_REQUIREMENT_
Every entry needs to be printed exactly, please.

_RECORD SET_

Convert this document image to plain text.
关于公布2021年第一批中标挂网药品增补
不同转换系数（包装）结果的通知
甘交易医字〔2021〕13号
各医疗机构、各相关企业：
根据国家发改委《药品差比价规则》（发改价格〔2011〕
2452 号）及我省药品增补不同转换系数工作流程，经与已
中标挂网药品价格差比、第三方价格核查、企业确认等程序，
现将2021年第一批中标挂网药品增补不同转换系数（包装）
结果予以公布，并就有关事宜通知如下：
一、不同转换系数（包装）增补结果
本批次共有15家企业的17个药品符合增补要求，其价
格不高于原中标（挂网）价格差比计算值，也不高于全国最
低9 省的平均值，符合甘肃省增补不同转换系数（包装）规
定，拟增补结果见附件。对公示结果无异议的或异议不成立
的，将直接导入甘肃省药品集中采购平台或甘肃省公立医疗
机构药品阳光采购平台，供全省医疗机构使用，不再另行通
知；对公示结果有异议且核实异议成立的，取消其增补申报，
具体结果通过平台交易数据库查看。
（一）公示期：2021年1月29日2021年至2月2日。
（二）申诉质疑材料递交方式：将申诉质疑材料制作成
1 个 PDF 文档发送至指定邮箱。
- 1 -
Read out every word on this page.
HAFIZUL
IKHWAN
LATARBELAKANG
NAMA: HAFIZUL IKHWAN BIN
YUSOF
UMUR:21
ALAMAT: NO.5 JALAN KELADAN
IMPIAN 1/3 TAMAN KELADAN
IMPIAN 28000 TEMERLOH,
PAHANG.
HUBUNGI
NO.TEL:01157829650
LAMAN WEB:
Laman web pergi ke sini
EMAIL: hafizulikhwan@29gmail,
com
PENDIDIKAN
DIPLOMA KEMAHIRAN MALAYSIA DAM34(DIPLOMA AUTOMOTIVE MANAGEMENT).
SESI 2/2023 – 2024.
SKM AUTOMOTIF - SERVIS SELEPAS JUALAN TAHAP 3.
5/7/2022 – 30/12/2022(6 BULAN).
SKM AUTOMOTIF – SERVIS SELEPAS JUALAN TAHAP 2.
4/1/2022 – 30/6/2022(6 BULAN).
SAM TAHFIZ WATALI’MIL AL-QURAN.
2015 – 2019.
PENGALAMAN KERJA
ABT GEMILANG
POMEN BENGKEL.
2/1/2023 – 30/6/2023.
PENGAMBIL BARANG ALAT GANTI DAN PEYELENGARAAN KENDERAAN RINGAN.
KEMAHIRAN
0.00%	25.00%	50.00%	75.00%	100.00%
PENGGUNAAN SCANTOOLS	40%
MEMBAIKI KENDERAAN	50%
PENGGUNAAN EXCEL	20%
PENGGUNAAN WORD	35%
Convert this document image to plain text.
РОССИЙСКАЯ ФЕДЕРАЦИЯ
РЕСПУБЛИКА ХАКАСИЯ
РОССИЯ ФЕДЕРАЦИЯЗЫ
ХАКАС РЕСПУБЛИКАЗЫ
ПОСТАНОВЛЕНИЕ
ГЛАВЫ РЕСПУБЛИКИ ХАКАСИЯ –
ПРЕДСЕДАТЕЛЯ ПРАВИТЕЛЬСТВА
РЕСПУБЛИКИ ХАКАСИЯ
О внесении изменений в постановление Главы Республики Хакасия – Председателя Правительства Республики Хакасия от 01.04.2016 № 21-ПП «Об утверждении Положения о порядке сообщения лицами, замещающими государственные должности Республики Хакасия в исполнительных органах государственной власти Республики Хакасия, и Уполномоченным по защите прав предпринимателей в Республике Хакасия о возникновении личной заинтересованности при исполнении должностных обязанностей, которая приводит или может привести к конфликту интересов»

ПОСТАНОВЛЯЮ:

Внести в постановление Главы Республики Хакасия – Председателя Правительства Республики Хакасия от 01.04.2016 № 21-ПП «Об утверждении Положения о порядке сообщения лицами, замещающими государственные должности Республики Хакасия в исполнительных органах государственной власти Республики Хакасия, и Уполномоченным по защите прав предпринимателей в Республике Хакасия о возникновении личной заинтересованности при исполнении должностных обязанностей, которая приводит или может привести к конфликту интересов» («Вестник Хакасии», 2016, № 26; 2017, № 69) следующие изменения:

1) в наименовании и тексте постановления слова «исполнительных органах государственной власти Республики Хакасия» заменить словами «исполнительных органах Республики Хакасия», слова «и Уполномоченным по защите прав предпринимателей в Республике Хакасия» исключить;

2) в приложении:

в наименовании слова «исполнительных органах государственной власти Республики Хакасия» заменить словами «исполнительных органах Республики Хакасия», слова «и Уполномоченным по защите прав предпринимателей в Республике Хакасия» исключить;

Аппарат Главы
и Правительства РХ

_COMPLETE OUTPUT_
Convert this document image to plain text.
关于公布2021年第一批中标挂网药品增补
不同转换系数（包装）结果的通知
甘交易医字〔2021〕13号
各医疗机构、各相关企业：
根据国家发改委《药品差比价规则》（发改价格〔2011〕
2452 号）及我省药品增补不同转换系数工作流程，经与已
中标挂网药品价格差比、第三方价格核查、企业确认等程序，
现将2021年第一批中标挂网药品增补不同转换系数（包装）
结果予以公布，并就有关事宜通知如下：
一、不同转换系数（包装）增补结果
本批次共有15家企业的17个药品符合增补要求，其价
格不高于原中标（挂网）价格差比计算值，也不高于全国最
低9 省的平均值，符合甘肃省增补不同转换系数（包装）规
定，拟增补结果见附件。对公示结果无异议的或异议不成立
的，将直接导入甘肃省药品集中采购平台或甘肃省公立医疗
机构药品阳光采购平台，供全省医疗机构使用，不再另行通
知；对公示结果有异议且核实异议成立的，取消其增补申报，
具体结果通过平台交易数据库查看。
（一）公示期：2021年1月29日2021年至2月2日。
（二）申诉质疑材料递交方式：将申诉质疑材料制作成
1 个 PDF 文档发送至指定邮箱。
- 1 -
Read out every word on this page.
HAFIZUL
IKHWAN
LATARBELAKANG
NAMA: HAFIZUL IKHWAN BIN
YUSOF
UMUR:21
ALAMAT: NO.5 JALAN KELADAN
IMPIAN 1/3 TAMAN KELADAN
IMPIAN 28000 TEMERLOH,
PAHANG.
HUBUNGI
NO.TEL:01157829650
LAMAN WEB:
Laman web pergi ke sini
EMAIL: hafizulikhwan@29gmail,
com
PENDIDIKAN
DIPLOMA KEMAHIRAN MALAYSIA DAM34(DIPLOMA AUTOMOTIVE MANAGEMENT).
SESI 2/2023 – 2024.
SKM AUTOMOTIF - SERVIS SELEPAS JUALAN TAHAP 3.
5/7/2022 – 30/12/2022(6 BULAN).
SKM AUTOMOTIF – SERVIS SELEPAS JUALAN TAHAP 2.
4/1/2022 – 30/6/2022(6 BULAN).
SAM TAHFIZ WATALI’MIL AL-QURAN.
2015 – 2019.
PENGALAMAN KERJA
ABT GEMILANG
POMEN BENGKEL.
2/1/2023 – 30/6/2023.
PENGAMBIL BARANG ALAT GANTI DAN PEYELENGARAAN KENDERAAN RINGAN.
KEMAHIRAN
0.00%	25.00%	50.00%	75.00%	100.00%
PENGGUNAAN SCANTOOLS	40%
MEMBAIKI KENDERAAN	50%
PENGGUNAAN EXCEL	20%
PENGGUNAAN WORD	35%
Convert this document image to plain text.
РОССИЙСКАЯ ФЕДЕРАЦИЯ
РЕСПУБЛИКА ХАКАСИЯ
РОССИЯ ФЕДЕРАЦИЯЗЫ
ХАКАС РЕСПУБЛИКАЗЫ
ПОСТАНОВЛЕНИЕ
ГЛАВЫ РЕСПУБЛИКИ ХАКАСИЯ –
ПРЕДСЕДАТЕЛЯ ПРАВИТЕЛЬСТВА
РЕСПУБЛИКИ ХАКАСИЯ
О внесении изменений в постановление Главы Республики Хакасия – Председателя Правительства Республики Хакасия от 01.04.2016 № 21-ПП «Об утверждении Положения о порядке сообщения лицами, замещающими государственные должности Республики Хакасия в исполнительных органах государственной власти Республики Хакасия, и Уполномоченным по защите прав предпринимателей в Республике Хакасия о возникновении личной заинтересованности при исполнении должностных обязанностей, которая приводит или может привести к конфликту интересов»

ПОСТАНОВЛЯЮ:

Внести в постановление Главы Республики Хакасия – Председателя Правительства Республики Хакасия от 01.04.2016 № 21-ПП «Об утверждении Положения о порядке сообщения лицами, замещающими государственные должности Республики Хакасия в исполнительных органах государственной власти Республики Хакасия, и Уполномоченным по защите прав предпринимателей в Республике Хакасия о возникновении личной заинтересованности при исполнении должностных обязанностей, которая приводит или может привести к конфликту интересов» («Вестник Хакасии», 2016, № 26; 2017, № 69) следующие изменения:

1) в наименовании и тексте постановления слова «исполнительных органах государственной власти Республики Хакасия» заменить словами «исполнительных органах Республики Хакасия», слова «и Уполномоченным по защите прав предпринимателей в Республике Хакасия» исключить;

2) в приложении:

в наименовании слова «исполнительных органах государственной власти Республики Хакасия» заменить словами «исполнительных органах Республики Хакасия», слова «и Уполномоченным по защите прав предпринимателей в Республике Хакасия» исключить;

Аппарат Главы
и Правительства РХ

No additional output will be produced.